▶ _Problem statement_: Write out the full set of records exactly. Any pictures in them do not belong in the copy.

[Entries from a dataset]
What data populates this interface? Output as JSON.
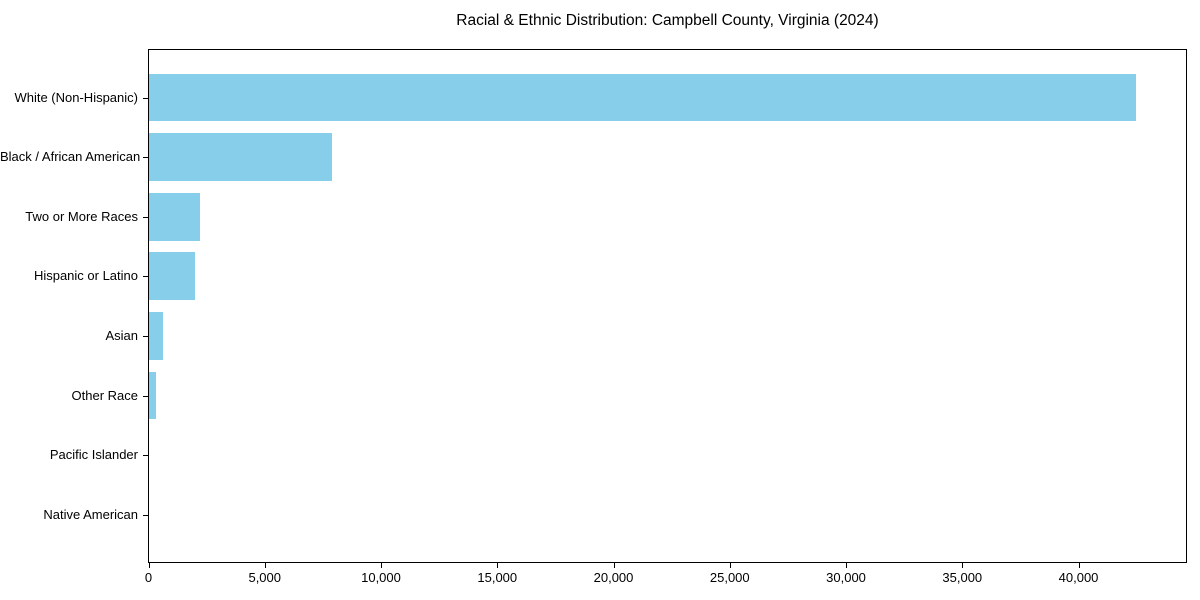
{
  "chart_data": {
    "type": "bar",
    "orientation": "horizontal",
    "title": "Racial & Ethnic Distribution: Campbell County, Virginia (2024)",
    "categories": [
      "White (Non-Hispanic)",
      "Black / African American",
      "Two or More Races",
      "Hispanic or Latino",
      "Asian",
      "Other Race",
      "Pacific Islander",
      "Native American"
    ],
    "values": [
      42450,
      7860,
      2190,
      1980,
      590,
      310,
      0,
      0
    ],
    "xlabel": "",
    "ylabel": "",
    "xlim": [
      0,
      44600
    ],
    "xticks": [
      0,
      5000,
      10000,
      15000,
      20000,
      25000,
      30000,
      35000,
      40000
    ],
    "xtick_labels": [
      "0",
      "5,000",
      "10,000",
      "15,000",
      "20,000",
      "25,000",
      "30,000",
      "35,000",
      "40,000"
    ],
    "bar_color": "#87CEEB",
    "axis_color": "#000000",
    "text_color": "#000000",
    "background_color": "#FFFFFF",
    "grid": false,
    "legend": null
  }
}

▶ _Worked solution_:
What data populates this interface? Output as JSON.
{
  "chart_data": {
    "type": "bar",
    "orientation": "horizontal",
    "title": "Racial & Ethnic Distribution: Campbell County, Virginia (2024)",
    "categories": [
      "White (Non-Hispanic)",
      "Black / African American",
      "Two or More Races",
      "Hispanic or Latino",
      "Asian",
      "Other Race",
      "Pacific Islander",
      "Native American"
    ],
    "values": [
      42450,
      7860,
      2190,
      1980,
      590,
      310,
      0,
      0
    ],
    "xlabel": "",
    "ylabel": "",
    "xlim": [
      0,
      44600
    ],
    "xticks": [
      0,
      5000,
      10000,
      15000,
      20000,
      25000,
      30000,
      35000,
      40000
    ],
    "xtick_labels": [
      "0",
      "5,000",
      "10,000",
      "15,000",
      "20,000",
      "25,000",
      "30,000",
      "35,000",
      "40,000"
    ],
    "bar_color": "#87CEEB",
    "axis_color": "#000000",
    "text_color": "#000000",
    "background_color": "#FFFFFF",
    "grid": false,
    "legend": null
  }
}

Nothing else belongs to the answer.